Task statement:
Transcribe the listing word for word.

Recorded information:

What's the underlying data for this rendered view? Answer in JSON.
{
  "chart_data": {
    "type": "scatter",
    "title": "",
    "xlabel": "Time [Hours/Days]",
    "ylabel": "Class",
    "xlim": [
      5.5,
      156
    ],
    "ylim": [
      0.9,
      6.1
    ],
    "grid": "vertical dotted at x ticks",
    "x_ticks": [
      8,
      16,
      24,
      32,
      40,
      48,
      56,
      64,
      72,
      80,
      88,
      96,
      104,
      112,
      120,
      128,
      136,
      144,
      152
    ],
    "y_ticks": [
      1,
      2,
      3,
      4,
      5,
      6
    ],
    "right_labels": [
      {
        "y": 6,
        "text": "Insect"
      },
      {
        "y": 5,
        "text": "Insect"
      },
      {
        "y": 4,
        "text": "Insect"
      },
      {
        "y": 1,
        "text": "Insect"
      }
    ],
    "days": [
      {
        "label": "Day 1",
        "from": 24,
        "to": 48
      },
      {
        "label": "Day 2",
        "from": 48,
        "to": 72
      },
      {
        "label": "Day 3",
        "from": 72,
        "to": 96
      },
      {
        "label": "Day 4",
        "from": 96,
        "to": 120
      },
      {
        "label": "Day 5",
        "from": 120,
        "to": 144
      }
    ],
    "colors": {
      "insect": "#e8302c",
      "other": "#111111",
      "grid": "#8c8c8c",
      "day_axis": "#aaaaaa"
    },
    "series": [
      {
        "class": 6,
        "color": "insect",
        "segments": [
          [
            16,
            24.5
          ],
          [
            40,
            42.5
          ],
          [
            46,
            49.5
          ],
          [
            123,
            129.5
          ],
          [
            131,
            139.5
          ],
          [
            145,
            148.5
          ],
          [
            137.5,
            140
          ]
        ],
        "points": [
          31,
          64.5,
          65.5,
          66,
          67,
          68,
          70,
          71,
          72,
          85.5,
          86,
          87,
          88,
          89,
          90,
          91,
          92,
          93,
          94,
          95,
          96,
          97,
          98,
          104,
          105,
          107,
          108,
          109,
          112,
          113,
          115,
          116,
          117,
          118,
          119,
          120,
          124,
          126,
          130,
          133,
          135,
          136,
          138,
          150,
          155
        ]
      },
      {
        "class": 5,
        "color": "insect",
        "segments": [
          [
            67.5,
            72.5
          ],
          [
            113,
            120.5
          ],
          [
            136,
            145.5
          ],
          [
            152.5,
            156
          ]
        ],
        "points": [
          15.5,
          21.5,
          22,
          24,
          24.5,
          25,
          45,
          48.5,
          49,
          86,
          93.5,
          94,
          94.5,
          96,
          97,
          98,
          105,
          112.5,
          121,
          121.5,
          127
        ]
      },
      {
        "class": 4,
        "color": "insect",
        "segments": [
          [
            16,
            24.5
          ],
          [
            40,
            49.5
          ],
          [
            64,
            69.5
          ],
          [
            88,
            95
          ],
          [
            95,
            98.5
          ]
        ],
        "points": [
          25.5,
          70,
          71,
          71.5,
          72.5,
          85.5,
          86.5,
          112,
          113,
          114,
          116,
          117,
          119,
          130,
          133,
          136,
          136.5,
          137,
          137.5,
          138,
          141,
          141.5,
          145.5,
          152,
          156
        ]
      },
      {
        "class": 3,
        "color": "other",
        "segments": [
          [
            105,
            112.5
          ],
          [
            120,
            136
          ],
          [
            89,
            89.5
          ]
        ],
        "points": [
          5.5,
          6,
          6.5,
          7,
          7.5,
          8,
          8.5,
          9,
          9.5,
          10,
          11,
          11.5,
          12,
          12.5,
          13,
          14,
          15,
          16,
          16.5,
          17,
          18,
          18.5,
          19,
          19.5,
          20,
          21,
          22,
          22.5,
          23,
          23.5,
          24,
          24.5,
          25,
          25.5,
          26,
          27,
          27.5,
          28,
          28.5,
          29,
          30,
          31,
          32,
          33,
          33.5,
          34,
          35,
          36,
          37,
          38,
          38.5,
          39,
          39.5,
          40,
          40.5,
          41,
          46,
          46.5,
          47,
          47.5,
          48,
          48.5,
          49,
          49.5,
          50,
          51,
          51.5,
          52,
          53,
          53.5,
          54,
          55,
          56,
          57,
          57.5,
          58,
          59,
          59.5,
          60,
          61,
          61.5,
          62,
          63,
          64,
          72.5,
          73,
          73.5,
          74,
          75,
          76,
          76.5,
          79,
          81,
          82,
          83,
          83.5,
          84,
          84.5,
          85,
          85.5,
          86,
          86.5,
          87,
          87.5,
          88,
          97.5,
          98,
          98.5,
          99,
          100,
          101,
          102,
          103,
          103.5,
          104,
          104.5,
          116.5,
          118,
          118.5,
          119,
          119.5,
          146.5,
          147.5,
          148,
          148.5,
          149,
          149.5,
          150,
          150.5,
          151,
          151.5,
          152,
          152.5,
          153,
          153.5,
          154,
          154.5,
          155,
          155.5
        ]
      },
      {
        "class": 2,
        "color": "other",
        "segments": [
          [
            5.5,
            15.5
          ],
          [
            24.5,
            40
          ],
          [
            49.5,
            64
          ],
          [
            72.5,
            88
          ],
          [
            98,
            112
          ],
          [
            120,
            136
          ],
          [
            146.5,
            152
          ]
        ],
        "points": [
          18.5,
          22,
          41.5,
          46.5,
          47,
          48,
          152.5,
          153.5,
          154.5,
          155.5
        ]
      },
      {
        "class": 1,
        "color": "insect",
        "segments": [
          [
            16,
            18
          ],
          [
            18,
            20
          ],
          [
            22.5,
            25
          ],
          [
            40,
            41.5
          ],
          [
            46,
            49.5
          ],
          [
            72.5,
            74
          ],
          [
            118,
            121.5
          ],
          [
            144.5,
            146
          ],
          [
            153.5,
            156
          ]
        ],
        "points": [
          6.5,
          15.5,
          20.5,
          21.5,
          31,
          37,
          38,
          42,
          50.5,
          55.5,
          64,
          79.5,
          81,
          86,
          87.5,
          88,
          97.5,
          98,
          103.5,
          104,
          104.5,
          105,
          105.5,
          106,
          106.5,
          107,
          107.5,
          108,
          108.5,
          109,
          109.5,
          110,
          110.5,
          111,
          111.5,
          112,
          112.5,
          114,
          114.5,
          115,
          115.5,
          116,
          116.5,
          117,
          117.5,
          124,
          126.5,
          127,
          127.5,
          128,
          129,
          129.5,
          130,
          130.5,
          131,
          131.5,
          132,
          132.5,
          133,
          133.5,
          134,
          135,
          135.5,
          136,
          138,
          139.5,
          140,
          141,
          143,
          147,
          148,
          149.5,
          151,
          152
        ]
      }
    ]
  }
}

Reply:
What's the underlying data for this rendered view? Answer in JSON.
{
  "chart_data": {
    "type": "scatter",
    "title": "",
    "xlabel": "Time [Hours/Days]",
    "ylabel": "Class",
    "xlim": [
      5.5,
      156
    ],
    "ylim": [
      0.9,
      6.1
    ],
    "grid": "vertical dotted at x ticks",
    "x_ticks": [
      8,
      16,
      24,
      32,
      40,
      48,
      56,
      64,
      72,
      80,
      88,
      96,
      104,
      112,
      120,
      128,
      136,
      144,
      152
    ],
    "y_ticks": [
      1,
      2,
      3,
      4,
      5,
      6
    ],
    "right_labels": [
      {
        "y": 6,
        "text": "Insect"
      },
      {
        "y": 5,
        "text": "Insect"
      },
      {
        "y": 4,
        "text": "Insect"
      },
      {
        "y": 1,
        "text": "Insect"
      }
    ],
    "days": [
      {
        "label": "Day 1",
        "from": 24,
        "to": 48
      },
      {
        "label": "Day 2",
        "from": 48,
        "to": 72
      },
      {
        "label": "Day 3",
        "from": 72,
        "to": 96
      },
      {
        "label": "Day 4",
        "from": 96,
        "to": 120
      },
      {
        "label": "Day 5",
        "from": 120,
        "to": 144
      }
    ],
    "colors": {
      "insect": "#e8302c",
      "other": "#111111",
      "grid": "#8c8c8c",
      "day_axis": "#aaaaaa"
    },
    "series": [
      {
        "class": 6,
        "color": "insect",
        "segments": [
          [
            16,
            24.5
          ],
          [
            40,
            42.5
          ],
          [
            46,
            49.5
          ],
          [
            123,
            129.5
          ],
          [
            131,
            139.5
          ],
          [
            145,
            148.5
          ],
          [
            137.5,
            140
          ]
        ],
        "points": [
          31,
          64.5,
          65.5,
          66,
          67,
          68,
          70,
          71,
          72,
          85.5,
          86,
          87,
          88,
          89,
          90,
          91,
          92,
          93,
          94,
          95,
          96,
          97,
          98,
          104,
          105,
          107,
          108,
          109,
          112,
          113,
          115,
          116,
          117,
          118,
          119,
          120,
          124,
          126,
          130,
          133,
          135,
          136,
          138,
          150,
          155
        ]
      },
      {
        "class": 5,
        "color": "insect",
        "segments": [
          [
            67.5,
            72.5
          ],
          [
            113,
            120.5
          ],
          [
            136,
            145.5
          ],
          [
            152.5,
            156
          ]
        ],
        "points": [
          15.5,
          21.5,
          22,
          24,
          24.5,
          25,
          45,
          48.5,
          49,
          86,
          93.5,
          94,
          94.5,
          96,
          97,
          98,
          105,
          112.5,
          121,
          121.5,
          127
        ]
      },
      {
        "class": 4,
        "color": "insect",
        "segments": [
          [
            16,
            24.5
          ],
          [
            40,
            49.5
          ],
          [
            64,
            69.5
          ],
          [
            88,
            95
          ],
          [
            95,
            98.5
          ]
        ],
        "points": [
          25.5,
          70,
          71,
          71.5,
          72.5,
          85.5,
          86.5,
          112,
          113,
          114,
          116,
          117,
          119,
          130,
          133,
          136,
          136.5,
          137,
          137.5,
          138,
          141,
          141.5,
          145.5,
          152,
          156
        ]
      },
      {
        "class": 3,
        "color": "other",
        "segments": [
          [
            105,
            112.5
          ],
          [
            120,
            136
          ],
          [
            89,
            89.5
          ]
        ],
        "points": [
          5.5,
          6,
          6.5,
          7,
          7.5,
          8,
          8.5,
          9,
          9.5,
          10,
          11,
          11.5,
          12,
          12.5,
          13,
          14,
          15,
          16,
          16.5,
          17,
          18,
          18.5,
          19,
          19.5,
          20,
          21,
          22,
          22.5,
          23,
          23.5,
          24,
          24.5,
          25,
          25.5,
          26,
          27,
          27.5,
          28,
          28.5,
          29,
          30,
          31,
          32,
          33,
          33.5,
          34,
          35,
          36,
          37,
          38,
          38.5,
          39,
          39.5,
          40,
          40.5,
          41,
          46,
          46.5,
          47,
          47.5,
          48,
          48.5,
          49,
          49.5,
          50,
          51,
          51.5,
          52,
          53,
          53.5,
          54,
          55,
          56,
          57,
          57.5,
          58,
          59,
          59.5,
          60,
          61,
          61.5,
          62,
          63,
          64,
          72.5,
          73,
          73.5,
          74,
          75,
          76,
          76.5,
          79,
          81,
          82,
          83,
          83.5,
          84,
          84.5,
          85,
          85.5,
          86,
          86.5,
          87,
          87.5,
          88,
          97.5,
          98,
          98.5,
          99,
          100,
          101,
          102,
          103,
          103.5,
          104,
          104.5,
          116.5,
          118,
          118.5,
          119,
          119.5,
          146.5,
          147.5,
          148,
          148.5,
          149,
          149.5,
          150,
          150.5,
          151,
          151.5,
          152,
          152.5,
          153,
          153.5,
          154,
          154.5,
          155,
          155.5
        ]
      },
      {
        "class": 2,
        "color": "other",
        "segments": [
          [
            5.5,
            15.5
          ],
          [
            24.5,
            40
          ],
          [
            49.5,
            64
          ],
          [
            72.5,
            88
          ],
          [
            98,
            112
          ],
          [
            120,
            136
          ],
          [
            146.5,
            152
          ]
        ],
        "points": [
          18.5,
          22,
          41.5,
          46.5,
          47,
          48,
          152.5,
          153.5,
          154.5,
          155.5
        ]
      },
      {
        "class": 1,
        "color": "insect",
        "segments": [
          [
            16,
            18
          ],
          [
            18,
            20
          ],
          [
            22.5,
            25
          ],
          [
            40,
            41.5
          ],
          [
            46,
            49.5
          ],
          [
            72.5,
            74
          ],
          [
            118,
            121.5
          ],
          [
            144.5,
            146
          ],
          [
            153.5,
            156
          ]
        ],
        "points": [
          6.5,
          15.5,
          20.5,
          21.5,
          31,
          37,
          38,
          42,
          50.5,
          55.5,
          64,
          79.5,
          81,
          86,
          87.5,
          88,
          97.5,
          98,
          103.5,
          104,
          104.5,
          105,
          105.5,
          106,
          106.5,
          107,
          107.5,
          108,
          108.5,
          109,
          109.5,
          110,
          110.5,
          111,
          111.5,
          112,
          112.5,
          114,
          114.5,
          115,
          115.5,
          116,
          116.5,
          117,
          117.5,
          124,
          126.5,
          127,
          127.5,
          128,
          129,
          129.5,
          130,
          130.5,
          131,
          131.5,
          132,
          132.5,
          133,
          133.5,
          134,
          135,
          135.5,
          136,
          138,
          139.5,
          140,
          141,
          143,
          147,
          148,
          149.5,
          151,
          152
        ]
      }
    ]
  }
}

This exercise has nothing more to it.